• **Given passage**

○ ○ ○ ○ ○

Appendicitis or something else? I've had a tender lower abdomen since last night. While I'm worried that it's appendicitis, but it's tender in the lower left rather than the lower right. Could this be appendicitis, or something else? .
It . It may be an attack of acute diverticulitis which usually presents with pain in the left lower abdomen but on rare occasion the tip appendix may be in the midline or to the left and cause left lower abdominal pain. Under any circumstance either diagnosis needs to be made immediately to avoid serioous problems. Many things factor into the actual cause of the pain especially if you are a female and you need to see a physician asap. .
The . The appendix is a normal outpouching from the large intestine, usually located on the right side. Diverticulosis is common condition, which are abnormal small outpouchings from the lining of the large intestine (more often found on the left side of the colon), caused by excessive straining while defecating, increasing the pressure in the colon which causes these pouches to form. In general, the appendix and diverticulosis do not cause symptoms unless they become infected. This usually occurs from blockage of the opening of the appendix or the diverticulum. While there are variations of the presentation of the symptoms of appendicitis, in general, the first symptom is often an aching pain that begins around your belly button (navel). The pain may be minor at first, but it becomes more sharp and severe. Your appetite will be reduced and you may have nausea, vomiting, and a low fever. As the swelling in the appendix increases, the pain will shift to your right lower abdomen, to a point right above the appendix (called mcburney's point). This most often occurs 12 to 24 hours after the illness starts. Over the next few hours, there may be increased pain when you walk, cough or move. You may prefer to lie still because sudden movement causes pain. As the infection worsens, the risk for your appendix ruptures, spilling the contents of the colon and infected appendix in to abdominal cavity leading to peritonitis, increasing the risk of complications and death. Diverticulitis can present with localized pain (usually to the left side), fever, diarrhea, but on occasion, if ruptures (as may be seen in appendicitis), can cause peritonitis and abscess formation. In mild cases, antibiotics can soothe the infection. However, if you develop more severe symptoms, or if you have repeated bouts of diverticulitis, you may need to have that segment of large intestine removed. In emergent situations, with abscess and advanced signs of infection, emergency surgery may necessitate removal of part of the large and small intestine and the need for a temporary ileostomy or colostomy. Although your presentation is not classical for appendicitis, there are many other causes of abdominal pain, if you are having worsening pain, you should be seen by a physician for additional testing, including blood work, urine testing, ultrasound or ct scan.

○ ○ ○ ○ ○

• **What to produce**
According to the passage on appendicitis, how long after the illness starts does the pain most often shift to the right lower abdomen?

• **Listed entries**
○ ○ ○ ○ ○

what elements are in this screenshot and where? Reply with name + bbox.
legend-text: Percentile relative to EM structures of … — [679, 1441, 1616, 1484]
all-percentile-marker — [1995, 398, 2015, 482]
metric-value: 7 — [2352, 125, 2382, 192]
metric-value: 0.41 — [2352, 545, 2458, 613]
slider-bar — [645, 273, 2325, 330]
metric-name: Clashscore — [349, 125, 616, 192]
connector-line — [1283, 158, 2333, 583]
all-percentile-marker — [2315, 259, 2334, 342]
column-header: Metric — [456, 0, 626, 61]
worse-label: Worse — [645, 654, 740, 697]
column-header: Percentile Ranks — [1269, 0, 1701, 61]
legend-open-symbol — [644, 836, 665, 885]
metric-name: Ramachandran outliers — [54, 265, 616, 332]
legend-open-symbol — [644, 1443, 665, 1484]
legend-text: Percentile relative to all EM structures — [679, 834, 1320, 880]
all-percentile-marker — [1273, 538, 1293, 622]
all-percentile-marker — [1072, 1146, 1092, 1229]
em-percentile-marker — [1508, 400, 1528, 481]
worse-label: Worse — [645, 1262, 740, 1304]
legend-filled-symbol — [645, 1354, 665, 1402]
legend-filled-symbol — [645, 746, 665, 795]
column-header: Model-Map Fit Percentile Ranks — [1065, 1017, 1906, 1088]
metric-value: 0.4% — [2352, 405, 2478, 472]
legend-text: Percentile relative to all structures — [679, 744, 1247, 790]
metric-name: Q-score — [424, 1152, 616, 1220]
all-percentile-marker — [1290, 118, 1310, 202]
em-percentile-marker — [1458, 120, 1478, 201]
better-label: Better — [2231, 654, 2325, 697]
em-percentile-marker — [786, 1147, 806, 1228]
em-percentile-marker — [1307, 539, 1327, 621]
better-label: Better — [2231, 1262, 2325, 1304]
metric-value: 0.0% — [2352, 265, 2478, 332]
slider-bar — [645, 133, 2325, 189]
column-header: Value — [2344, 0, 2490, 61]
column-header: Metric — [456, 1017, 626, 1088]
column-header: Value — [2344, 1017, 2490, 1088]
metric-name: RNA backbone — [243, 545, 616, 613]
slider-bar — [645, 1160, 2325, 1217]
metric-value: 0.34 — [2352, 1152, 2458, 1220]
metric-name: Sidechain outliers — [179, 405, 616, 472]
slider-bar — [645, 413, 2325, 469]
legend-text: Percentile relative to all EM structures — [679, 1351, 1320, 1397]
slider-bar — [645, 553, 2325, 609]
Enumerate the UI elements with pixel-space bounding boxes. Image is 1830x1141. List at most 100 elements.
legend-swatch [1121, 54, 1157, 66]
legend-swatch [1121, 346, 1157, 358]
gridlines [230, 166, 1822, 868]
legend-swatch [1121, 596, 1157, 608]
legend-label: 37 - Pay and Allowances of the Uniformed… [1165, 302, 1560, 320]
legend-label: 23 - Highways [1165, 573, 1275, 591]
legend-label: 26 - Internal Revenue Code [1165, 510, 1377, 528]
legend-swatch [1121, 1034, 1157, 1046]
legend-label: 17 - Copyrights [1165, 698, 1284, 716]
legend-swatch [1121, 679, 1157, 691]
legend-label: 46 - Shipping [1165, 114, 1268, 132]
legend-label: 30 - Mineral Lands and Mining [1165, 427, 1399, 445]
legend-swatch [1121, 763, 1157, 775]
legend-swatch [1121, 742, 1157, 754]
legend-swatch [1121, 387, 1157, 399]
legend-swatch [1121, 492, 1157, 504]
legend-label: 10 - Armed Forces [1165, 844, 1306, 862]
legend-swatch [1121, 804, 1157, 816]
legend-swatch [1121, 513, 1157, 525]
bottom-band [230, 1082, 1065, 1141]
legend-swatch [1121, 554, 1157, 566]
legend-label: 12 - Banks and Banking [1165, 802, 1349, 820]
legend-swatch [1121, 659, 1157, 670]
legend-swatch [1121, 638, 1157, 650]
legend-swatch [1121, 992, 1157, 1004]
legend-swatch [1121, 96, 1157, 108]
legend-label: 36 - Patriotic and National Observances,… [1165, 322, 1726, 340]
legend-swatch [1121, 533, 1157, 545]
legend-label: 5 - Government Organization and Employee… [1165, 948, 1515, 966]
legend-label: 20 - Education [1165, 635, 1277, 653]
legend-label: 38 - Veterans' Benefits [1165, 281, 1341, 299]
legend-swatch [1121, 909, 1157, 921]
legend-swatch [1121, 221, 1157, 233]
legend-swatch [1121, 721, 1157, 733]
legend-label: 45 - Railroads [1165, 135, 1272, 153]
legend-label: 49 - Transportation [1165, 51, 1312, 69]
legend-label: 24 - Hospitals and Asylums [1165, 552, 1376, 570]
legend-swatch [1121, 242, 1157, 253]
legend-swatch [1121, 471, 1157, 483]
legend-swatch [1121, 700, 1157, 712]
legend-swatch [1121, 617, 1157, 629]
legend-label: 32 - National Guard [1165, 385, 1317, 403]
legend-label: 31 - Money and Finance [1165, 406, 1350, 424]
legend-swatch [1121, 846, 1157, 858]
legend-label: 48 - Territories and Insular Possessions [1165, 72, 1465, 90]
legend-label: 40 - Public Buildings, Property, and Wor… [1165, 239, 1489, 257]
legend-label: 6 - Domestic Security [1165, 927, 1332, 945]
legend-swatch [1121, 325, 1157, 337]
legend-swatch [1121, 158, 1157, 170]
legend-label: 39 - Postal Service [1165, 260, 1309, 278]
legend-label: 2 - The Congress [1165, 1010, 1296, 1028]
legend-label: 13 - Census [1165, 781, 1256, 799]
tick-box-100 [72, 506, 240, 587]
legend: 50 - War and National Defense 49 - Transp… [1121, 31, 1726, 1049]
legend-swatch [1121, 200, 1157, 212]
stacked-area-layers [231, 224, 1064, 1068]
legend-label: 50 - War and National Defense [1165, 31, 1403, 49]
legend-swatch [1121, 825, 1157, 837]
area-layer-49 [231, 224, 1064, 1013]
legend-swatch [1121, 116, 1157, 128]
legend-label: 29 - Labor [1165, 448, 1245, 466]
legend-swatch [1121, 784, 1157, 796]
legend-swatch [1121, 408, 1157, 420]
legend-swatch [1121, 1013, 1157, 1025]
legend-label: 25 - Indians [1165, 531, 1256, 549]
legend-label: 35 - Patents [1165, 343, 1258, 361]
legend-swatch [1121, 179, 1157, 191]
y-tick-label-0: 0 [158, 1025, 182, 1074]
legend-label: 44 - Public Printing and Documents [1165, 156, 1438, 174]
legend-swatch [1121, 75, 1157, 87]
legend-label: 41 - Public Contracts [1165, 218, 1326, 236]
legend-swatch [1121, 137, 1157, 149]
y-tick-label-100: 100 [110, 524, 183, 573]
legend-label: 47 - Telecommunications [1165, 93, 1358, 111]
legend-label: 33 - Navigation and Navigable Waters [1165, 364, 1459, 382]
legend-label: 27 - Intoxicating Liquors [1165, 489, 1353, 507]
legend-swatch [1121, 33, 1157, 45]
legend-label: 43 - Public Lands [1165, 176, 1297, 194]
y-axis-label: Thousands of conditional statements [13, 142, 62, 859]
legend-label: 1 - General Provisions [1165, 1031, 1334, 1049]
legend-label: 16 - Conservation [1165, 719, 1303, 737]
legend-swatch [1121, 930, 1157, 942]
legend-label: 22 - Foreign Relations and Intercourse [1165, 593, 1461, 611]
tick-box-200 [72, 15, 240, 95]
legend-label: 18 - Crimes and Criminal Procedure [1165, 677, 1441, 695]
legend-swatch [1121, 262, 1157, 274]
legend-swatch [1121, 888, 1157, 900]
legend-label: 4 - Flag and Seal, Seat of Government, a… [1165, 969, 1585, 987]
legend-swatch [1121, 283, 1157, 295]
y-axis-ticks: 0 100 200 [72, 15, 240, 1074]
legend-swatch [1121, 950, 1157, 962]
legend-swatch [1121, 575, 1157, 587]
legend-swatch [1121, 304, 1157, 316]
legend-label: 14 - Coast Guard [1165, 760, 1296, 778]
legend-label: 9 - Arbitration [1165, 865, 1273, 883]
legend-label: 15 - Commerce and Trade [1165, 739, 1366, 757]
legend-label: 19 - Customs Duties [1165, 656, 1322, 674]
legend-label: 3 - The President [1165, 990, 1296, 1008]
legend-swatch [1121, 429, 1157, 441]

○ ○ ○ ○ ○

• **Expected output**
12 to 24 hours after the illness starts.